== TASK DESCRIPTION ==
Can you pull out each line of the data below that includes the word "Months"?

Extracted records

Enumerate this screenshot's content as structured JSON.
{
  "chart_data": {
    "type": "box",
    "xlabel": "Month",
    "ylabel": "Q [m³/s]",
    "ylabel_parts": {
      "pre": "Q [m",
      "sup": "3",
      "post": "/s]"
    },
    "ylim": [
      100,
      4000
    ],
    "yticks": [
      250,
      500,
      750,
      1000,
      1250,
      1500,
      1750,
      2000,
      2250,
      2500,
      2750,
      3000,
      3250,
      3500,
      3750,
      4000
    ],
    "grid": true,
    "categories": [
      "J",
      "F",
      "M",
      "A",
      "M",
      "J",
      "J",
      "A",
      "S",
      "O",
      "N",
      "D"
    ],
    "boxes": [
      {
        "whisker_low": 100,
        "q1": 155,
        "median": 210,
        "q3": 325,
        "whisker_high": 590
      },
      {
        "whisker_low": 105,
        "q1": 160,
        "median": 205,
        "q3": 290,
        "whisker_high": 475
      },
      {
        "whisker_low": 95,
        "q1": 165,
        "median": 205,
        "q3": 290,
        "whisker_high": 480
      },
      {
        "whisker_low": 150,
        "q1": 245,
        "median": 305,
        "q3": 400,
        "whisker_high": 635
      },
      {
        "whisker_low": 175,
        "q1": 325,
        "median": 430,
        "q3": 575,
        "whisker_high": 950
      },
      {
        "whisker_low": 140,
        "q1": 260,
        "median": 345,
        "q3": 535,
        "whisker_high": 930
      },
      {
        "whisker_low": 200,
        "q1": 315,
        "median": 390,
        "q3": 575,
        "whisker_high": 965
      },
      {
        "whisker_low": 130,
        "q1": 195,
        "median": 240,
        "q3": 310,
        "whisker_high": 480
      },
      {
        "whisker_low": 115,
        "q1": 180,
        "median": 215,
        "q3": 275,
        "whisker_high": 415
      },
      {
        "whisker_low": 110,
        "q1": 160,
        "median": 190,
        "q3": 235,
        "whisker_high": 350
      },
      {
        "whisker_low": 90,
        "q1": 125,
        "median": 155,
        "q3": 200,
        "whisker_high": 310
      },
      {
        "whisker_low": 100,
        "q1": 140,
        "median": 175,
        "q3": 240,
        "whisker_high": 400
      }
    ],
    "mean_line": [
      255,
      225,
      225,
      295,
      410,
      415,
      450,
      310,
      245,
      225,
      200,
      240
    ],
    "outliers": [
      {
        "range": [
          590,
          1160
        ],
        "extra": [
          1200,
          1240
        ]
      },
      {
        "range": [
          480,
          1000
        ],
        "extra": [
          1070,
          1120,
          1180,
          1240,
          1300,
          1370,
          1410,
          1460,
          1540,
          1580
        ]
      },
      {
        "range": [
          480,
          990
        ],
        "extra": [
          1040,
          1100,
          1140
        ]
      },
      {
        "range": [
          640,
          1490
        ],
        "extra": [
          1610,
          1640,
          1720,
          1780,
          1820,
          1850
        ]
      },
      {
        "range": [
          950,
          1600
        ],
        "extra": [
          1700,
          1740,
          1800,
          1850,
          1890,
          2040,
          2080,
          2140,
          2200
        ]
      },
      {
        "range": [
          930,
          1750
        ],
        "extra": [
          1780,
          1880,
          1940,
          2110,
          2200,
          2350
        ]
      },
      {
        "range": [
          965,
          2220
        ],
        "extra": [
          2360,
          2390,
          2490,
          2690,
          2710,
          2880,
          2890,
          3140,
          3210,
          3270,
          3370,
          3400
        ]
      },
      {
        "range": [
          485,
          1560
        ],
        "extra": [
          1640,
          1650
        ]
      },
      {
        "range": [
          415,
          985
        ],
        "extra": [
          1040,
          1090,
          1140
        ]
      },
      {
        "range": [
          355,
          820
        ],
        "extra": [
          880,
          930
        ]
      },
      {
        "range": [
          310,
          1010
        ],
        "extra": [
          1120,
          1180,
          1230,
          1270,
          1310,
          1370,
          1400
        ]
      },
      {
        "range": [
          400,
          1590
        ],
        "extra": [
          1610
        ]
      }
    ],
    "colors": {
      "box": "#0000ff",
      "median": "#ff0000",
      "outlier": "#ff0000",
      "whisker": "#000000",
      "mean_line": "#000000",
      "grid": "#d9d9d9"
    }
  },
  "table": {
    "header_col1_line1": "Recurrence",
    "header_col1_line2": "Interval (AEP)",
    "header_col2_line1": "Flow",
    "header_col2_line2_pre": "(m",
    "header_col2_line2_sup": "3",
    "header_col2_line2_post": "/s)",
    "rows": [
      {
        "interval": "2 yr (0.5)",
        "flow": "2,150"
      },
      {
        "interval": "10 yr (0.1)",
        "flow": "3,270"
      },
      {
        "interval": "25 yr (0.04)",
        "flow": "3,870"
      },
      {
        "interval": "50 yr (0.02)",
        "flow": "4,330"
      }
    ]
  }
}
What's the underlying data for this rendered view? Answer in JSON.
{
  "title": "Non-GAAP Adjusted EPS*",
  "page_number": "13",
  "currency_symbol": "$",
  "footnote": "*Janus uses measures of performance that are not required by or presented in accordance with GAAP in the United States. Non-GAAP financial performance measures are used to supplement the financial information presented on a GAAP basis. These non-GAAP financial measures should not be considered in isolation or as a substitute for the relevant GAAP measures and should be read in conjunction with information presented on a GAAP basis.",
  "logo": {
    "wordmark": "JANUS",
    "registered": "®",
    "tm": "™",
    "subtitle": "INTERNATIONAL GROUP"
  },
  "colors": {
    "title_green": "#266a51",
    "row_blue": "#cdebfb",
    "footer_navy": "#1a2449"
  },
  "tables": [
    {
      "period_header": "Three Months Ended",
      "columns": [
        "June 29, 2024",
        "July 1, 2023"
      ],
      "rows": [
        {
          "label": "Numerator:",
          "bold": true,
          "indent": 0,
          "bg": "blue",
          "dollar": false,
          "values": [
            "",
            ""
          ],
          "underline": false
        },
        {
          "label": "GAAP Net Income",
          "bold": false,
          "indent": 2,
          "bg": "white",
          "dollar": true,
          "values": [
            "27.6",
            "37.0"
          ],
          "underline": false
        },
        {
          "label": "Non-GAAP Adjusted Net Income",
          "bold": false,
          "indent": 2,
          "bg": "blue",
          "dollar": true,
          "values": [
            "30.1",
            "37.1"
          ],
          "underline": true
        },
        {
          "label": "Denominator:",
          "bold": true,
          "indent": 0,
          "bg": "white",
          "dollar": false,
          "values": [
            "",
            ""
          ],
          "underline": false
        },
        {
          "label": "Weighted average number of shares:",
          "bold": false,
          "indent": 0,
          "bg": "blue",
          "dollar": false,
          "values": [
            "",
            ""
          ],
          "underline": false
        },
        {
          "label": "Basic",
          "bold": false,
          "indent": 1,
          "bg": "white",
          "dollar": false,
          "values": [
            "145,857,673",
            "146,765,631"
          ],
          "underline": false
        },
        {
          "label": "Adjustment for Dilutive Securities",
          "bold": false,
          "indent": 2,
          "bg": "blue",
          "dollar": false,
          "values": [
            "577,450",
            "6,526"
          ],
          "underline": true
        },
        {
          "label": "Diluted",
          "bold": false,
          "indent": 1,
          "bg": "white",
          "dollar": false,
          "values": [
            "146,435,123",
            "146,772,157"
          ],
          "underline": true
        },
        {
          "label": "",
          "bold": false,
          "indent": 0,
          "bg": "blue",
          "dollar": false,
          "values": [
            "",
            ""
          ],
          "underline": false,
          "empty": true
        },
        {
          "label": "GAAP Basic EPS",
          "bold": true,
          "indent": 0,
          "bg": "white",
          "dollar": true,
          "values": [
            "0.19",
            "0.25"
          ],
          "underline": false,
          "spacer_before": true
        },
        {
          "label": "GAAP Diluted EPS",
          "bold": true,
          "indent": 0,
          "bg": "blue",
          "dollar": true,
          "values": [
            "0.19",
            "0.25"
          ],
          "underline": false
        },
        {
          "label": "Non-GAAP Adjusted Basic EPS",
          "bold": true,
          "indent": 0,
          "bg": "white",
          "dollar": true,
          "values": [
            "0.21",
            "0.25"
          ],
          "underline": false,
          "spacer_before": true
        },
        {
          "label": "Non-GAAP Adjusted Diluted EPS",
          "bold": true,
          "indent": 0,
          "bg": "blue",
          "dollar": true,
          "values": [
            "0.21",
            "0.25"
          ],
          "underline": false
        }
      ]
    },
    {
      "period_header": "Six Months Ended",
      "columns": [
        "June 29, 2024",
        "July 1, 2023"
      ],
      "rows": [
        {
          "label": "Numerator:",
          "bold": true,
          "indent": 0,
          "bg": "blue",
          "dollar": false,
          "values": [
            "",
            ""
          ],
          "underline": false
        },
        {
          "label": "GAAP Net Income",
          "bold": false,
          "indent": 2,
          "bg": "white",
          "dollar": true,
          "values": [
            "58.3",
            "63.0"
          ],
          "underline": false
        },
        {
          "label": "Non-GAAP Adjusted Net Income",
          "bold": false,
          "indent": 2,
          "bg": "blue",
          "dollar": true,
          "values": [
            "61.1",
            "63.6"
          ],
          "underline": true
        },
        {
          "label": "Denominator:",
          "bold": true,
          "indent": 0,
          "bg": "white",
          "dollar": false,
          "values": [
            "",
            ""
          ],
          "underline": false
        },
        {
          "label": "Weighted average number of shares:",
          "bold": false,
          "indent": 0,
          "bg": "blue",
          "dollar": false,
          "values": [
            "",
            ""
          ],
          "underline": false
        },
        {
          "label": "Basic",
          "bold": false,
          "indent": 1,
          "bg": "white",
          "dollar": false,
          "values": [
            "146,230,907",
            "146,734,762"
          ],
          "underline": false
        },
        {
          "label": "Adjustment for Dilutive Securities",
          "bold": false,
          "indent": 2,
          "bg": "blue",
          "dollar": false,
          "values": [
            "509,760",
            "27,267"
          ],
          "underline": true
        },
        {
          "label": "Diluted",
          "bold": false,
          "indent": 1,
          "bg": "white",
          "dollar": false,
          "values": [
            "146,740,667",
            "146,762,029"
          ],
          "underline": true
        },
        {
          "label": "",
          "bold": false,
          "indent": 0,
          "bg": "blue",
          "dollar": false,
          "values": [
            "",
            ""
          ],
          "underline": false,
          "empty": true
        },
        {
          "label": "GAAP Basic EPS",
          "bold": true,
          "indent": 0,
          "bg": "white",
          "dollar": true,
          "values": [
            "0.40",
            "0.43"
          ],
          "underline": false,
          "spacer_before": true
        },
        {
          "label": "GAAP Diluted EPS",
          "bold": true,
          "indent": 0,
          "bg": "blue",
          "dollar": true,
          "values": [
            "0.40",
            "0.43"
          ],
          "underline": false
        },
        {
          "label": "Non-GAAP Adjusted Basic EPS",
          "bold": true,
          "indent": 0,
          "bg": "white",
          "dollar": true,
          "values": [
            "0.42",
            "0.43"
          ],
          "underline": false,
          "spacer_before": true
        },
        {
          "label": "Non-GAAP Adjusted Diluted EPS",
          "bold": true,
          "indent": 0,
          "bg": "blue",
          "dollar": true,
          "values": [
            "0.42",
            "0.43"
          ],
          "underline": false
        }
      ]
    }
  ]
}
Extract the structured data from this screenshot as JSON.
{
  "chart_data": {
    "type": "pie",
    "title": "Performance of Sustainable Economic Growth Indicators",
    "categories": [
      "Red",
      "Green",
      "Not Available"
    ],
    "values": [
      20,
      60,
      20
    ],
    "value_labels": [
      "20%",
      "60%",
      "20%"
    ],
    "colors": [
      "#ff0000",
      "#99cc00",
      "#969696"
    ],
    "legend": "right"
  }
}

== EXPECTED ANSWER ==
      "period_header": "Three Months Ended",
      "period_header": "Six Months Ended",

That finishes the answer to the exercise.